Filter the records below for the word "gevonden". Keep each line that has it.

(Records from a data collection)
--- START ---
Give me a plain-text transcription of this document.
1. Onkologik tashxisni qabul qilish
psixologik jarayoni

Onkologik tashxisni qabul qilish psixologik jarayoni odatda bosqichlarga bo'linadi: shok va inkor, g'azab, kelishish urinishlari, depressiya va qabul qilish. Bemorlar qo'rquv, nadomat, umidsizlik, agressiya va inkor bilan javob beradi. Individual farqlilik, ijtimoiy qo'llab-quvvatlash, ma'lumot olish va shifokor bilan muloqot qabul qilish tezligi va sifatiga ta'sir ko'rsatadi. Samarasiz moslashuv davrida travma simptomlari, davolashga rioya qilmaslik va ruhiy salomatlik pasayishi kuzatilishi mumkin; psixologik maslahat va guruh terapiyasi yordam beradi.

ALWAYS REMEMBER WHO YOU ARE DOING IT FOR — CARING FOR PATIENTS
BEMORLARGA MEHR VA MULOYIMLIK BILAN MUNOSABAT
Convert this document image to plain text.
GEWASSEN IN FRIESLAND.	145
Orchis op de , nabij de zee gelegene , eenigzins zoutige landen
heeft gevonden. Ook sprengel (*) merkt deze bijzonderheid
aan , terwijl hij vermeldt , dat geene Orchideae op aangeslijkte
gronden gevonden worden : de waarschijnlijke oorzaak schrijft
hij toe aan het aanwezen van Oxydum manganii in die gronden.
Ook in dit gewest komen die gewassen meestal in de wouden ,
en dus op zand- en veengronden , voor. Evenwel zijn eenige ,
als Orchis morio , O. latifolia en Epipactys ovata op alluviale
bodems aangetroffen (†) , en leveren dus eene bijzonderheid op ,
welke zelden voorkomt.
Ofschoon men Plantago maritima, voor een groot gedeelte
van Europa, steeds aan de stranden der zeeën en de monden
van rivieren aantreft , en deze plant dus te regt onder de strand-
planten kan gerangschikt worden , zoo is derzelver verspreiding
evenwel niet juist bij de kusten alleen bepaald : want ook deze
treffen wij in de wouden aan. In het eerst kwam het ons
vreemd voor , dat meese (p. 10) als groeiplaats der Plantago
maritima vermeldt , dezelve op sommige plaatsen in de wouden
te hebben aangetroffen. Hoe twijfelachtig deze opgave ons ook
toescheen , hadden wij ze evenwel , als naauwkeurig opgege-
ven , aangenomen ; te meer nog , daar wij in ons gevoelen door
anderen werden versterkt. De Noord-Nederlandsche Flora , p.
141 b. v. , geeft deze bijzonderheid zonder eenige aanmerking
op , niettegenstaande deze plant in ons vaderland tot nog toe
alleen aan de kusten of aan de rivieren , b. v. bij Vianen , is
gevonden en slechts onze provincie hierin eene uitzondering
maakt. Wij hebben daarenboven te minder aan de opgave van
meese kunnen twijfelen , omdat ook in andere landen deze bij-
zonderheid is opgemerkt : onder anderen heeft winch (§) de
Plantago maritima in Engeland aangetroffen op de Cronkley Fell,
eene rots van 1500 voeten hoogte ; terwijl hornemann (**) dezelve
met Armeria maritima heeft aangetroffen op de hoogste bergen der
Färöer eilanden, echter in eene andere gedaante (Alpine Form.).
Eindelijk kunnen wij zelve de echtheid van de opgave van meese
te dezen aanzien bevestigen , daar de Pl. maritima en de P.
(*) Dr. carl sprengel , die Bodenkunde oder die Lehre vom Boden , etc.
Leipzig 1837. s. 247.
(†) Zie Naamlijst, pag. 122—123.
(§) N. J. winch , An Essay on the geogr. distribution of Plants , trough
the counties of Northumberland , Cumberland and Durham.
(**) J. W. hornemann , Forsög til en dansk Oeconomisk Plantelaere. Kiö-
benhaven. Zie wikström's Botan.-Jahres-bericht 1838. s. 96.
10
--- END ---
Result below:
heeft gevonden. Ook sprengel (*) merkt deze bijzonderheid
gronden gevonden worden : de waarschijnlijke oorzaak schrijft
gevonden en slechts onze provincie hierin eene uitzondering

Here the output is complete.